[GIVEN DATA start]
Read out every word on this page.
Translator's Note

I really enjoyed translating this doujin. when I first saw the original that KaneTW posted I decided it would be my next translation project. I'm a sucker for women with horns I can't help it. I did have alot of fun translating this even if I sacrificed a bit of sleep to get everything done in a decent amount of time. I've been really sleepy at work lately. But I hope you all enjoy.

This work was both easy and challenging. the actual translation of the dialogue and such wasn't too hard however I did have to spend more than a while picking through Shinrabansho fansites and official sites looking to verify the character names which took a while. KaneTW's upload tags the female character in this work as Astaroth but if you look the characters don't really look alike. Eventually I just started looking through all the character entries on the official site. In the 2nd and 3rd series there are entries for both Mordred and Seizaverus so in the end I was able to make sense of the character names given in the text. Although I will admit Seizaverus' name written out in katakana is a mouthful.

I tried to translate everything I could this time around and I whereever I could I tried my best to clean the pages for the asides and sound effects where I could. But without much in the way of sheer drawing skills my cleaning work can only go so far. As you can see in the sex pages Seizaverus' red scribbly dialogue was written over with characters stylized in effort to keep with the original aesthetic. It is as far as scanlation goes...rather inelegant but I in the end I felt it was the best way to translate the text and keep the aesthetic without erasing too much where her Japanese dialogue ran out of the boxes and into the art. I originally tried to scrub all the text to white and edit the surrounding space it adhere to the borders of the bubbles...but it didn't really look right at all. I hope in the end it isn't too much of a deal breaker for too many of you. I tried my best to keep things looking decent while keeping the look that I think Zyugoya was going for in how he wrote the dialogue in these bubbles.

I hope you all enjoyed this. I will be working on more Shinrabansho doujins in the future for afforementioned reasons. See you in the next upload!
[GIVEN DATA end]
WORK INSTRUCTIONS =>
Set all of the entries down again, exactly as they were given.

PROBLEM SOLUTION =>
Read out every word on this page.
Translator's Note

I really enjoyed translating this doujin. when I first saw the original that KaneTW posted I decided it would be my next translation project. I'm a sucker for women with horns I can't help it. I did have alot of fun translating this even if I sacrificed a bit of sleep to get everything done in a decent amount of time. I've been really sleepy at work lately. But I hope you all enjoy.

This work was both easy and challenging. the actual translation of the dialogue and such wasn't too hard however I did have to spend more than a while picking through Shinrabansho fansites and official sites looking to verify the character names which took a while. KaneTW's upload tags the female character in this work as Astaroth but if you look the characters don't really look alike. Eventually I just started looking through all the character entries on the official site. In the 2nd and 3rd series there are entries for both Mordred and Seizaverus so in the end I was able to make sense of the character names given in the text. Although I will admit Seizaverus' name written out in katakana is a mouthful.

I tried to translate everything I could this time around and I whereever I could I tried my best to clean the pages for the asides and sound effects where I could. But without much in the way of sheer drawing skills my cleaning work can only go so far. As you can see in the sex pages Seizaverus' red scribbly dialogue was written over with characters stylized in effort to keep with the original aesthetic. It is as far as scanlation goes...rather inelegant but I in the end I felt it was the best way to translate the text and keep the aesthetic without erasing too much where her Japanese dialogue ran out of the boxes and into the art. I originally tried to scrub all the text to white and edit the surrounding space it adhere to the borders of the bubbles...but it didn't really look right at all. I hope in the end it isn't too much of a deal breaker for too many of you. I tried my best to keep things looking decent while keeping the look that I think Zyugoya was going for in how he wrote the dialogue in these bubbles.

I hope you all enjoyed this. I will be working on more Shinrabansho doujins in the future for afforementioned reasons. See you in the next upload!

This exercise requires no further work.